• **EXERCISE DIRECTIONS**
Go through the listing beneath this task and return every line that carries the string "Final".

• **PROVIDED RECORDS**
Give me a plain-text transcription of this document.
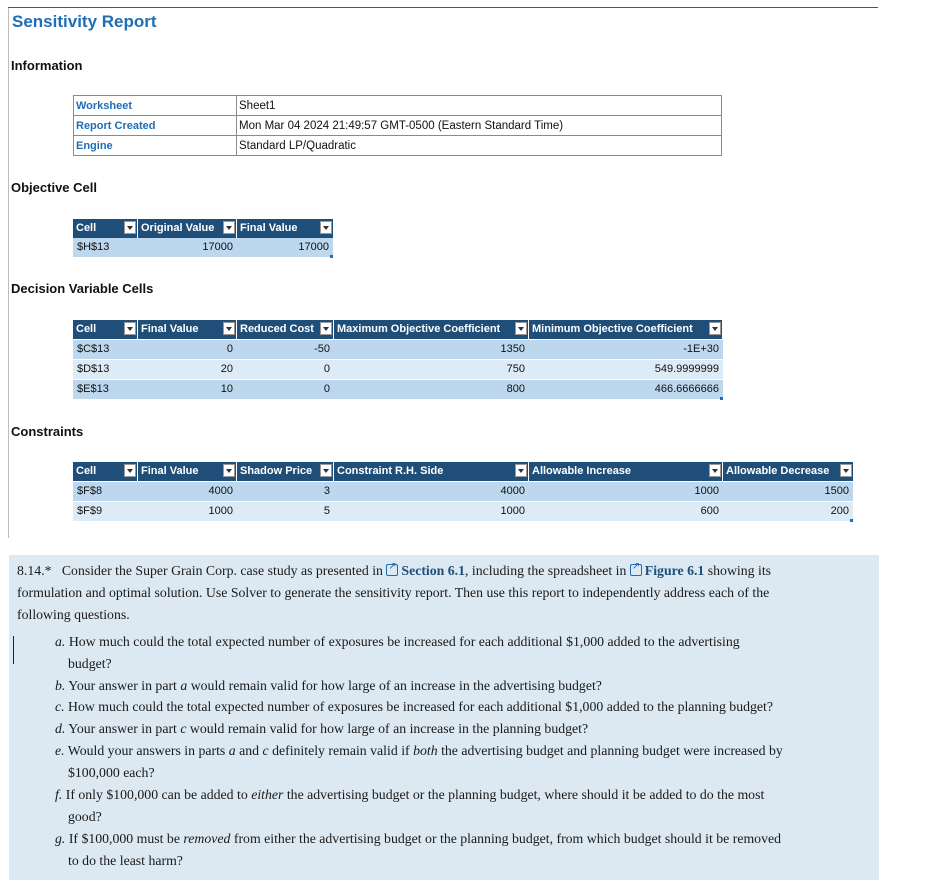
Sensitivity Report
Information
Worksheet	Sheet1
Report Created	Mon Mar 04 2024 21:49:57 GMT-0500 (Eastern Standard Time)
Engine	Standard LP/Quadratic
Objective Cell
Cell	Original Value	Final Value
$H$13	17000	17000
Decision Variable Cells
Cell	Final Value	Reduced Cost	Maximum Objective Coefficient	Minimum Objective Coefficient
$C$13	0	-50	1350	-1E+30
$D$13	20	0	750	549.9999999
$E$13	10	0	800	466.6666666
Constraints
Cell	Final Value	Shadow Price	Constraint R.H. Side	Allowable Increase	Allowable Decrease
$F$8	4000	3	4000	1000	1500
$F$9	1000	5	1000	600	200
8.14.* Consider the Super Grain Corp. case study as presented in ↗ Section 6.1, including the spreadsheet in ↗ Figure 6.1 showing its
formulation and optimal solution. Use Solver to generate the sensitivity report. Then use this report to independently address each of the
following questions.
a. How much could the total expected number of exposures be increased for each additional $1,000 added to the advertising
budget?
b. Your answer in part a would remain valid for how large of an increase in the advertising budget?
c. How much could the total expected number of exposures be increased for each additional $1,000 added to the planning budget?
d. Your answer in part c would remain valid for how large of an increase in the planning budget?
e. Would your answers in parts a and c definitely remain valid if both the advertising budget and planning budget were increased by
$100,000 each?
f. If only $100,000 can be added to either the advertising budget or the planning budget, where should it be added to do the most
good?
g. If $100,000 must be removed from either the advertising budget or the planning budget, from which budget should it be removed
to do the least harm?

• **TASK OUTPUT**
Cell	Original Value	Final Value
Cell	Final Value	Reduced Cost	Maximum Objective Coefficient	Minimum Objective Coefficient
Cell	Final Value	Shadow Price	Constraint R.H. Side	Allowable Increase	Allowable Decrease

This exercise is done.